— QUOTED TEXT —
Who knows what Magnolia Pictures were thinking when they acquired this movie for US distribution, but God bless ‘em! Zooming off the screen and into the audience like on of its wooden rockets, DYNAMITE WARRIOR is a non-stop throw-down that feels like the kind of wild, throw-it-all-against-the-wall mad, mad, mad, mad movies that came out of Hong Kong in the early 90’s. It’s an audience-pleasing machine and if there was any justice in the world it would make $100 million at the box office.

Dan Chupong (high flying star of Born to Fight) stars as Jone Bang Fai, a masked thief who flies through the air on homemade rockets and cracks skulls with Mach 3 elbow drops, looking for the tattooed man who killed his parents. He runs afoul of Lord Waeng (Leo Putt) a dandified prince who’s stealing all the water buffalo in Northern Thailand so that the locals will be forced to buy his expensive, imported tractors. To prime the market, he’s hired a giant with a bottomless appetite to run his anti-buffalo racket, but he runs afoul of a wizard who’s protecting the buffalo herds with his henchmen whom he can transform into martial arts monkeys and tigers. Cue a trip to the Black Wizard (played by Thai action legend, Panna Rittikrai, Tony Jaa’s mentor) who may look like a giant scab but who has the recipe to defeat the wizard: rub a little virgin’s menstrual blood on him and he’ll be powerless.

Unfolding like a four color Thai comic book from the 70’s, with endless scenes of exquisite action (there are literally only 30 minutes of this 103 minute movie that don’t feature some kind of martial action), water buffalos being used as an obstacle course and kuh-razy Thai magic duels, this hard-hitting dynamo runs on the fumes given off by decaying 70’s comic books and it’ll boil your brain like hot lava.

— INFORMATION PROVIDED —

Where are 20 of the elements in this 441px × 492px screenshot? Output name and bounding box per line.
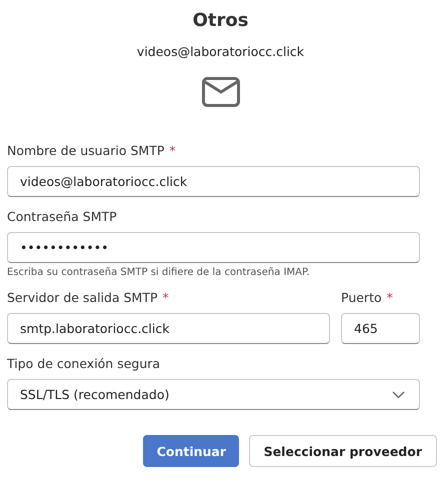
hint-text: Escriba su contraseña SMTP si difiere de la contraseña IMAP.: [7, 267, 311, 278]
field-label: Nombre de usuario SMTP: [7, 143, 164, 158]
chevron-down-icon: [392, 390, 405, 398]
select-provider-button[interactable]: Seleccionar proveedor: [248, 435, 437, 467]
account-email: videos@laboratoriocc.click: [136, 44, 306, 59]
field-label: Puerto: [341, 290, 382, 305]
username-field[interactable]: videos@laboratoriocc.click: [7, 166, 420, 197]
continue-button[interactable]: Continuar: [142, 435, 239, 467]
envelope-icon: [202, 77, 240, 107]
field-label: Tipo de conexión segura: [7, 356, 160, 371]
security-dropdown[interactable]: SSL/TLS (recomendado): [7, 379, 420, 410]
required-mark: *: [386, 290, 393, 305]
required-mark: *: [162, 290, 169, 305]
server-field[interactable]: smtp.laboratoriocc.click: [7, 313, 330, 344]
required-mark: *: [169, 143, 176, 158]
field-label: Servidor de salida SMTP: [7, 290, 158, 305]
password-field[interactable]: ••••••••••••: [7, 232, 420, 263]
dialog-title: Otros: [192, 9, 250, 33]
field-label: Contraseña SMTP: [7, 209, 117, 224]
port-field[interactable]: 465: [341, 313, 420, 344]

— DO THIS —
Give the passage of the movie review again from the words that begin "Unfolding like a" through "like hot lava.", substituting "powerhouse" for "dynamo".

— RESULT —
Unfolding like a four color Thai comic book from the 70’s, with endless scenes of exquisite action (there are literally only 30 minutes of this 103 minute movie that don’t feature some kind of martial action), water buffalos being used as an obstacle course and kuh-razy Thai magic duels, this hard-hitting powerhouse runs on the fumes given off by decaying 70’s comic books and it’ll boil your brain like hot lava.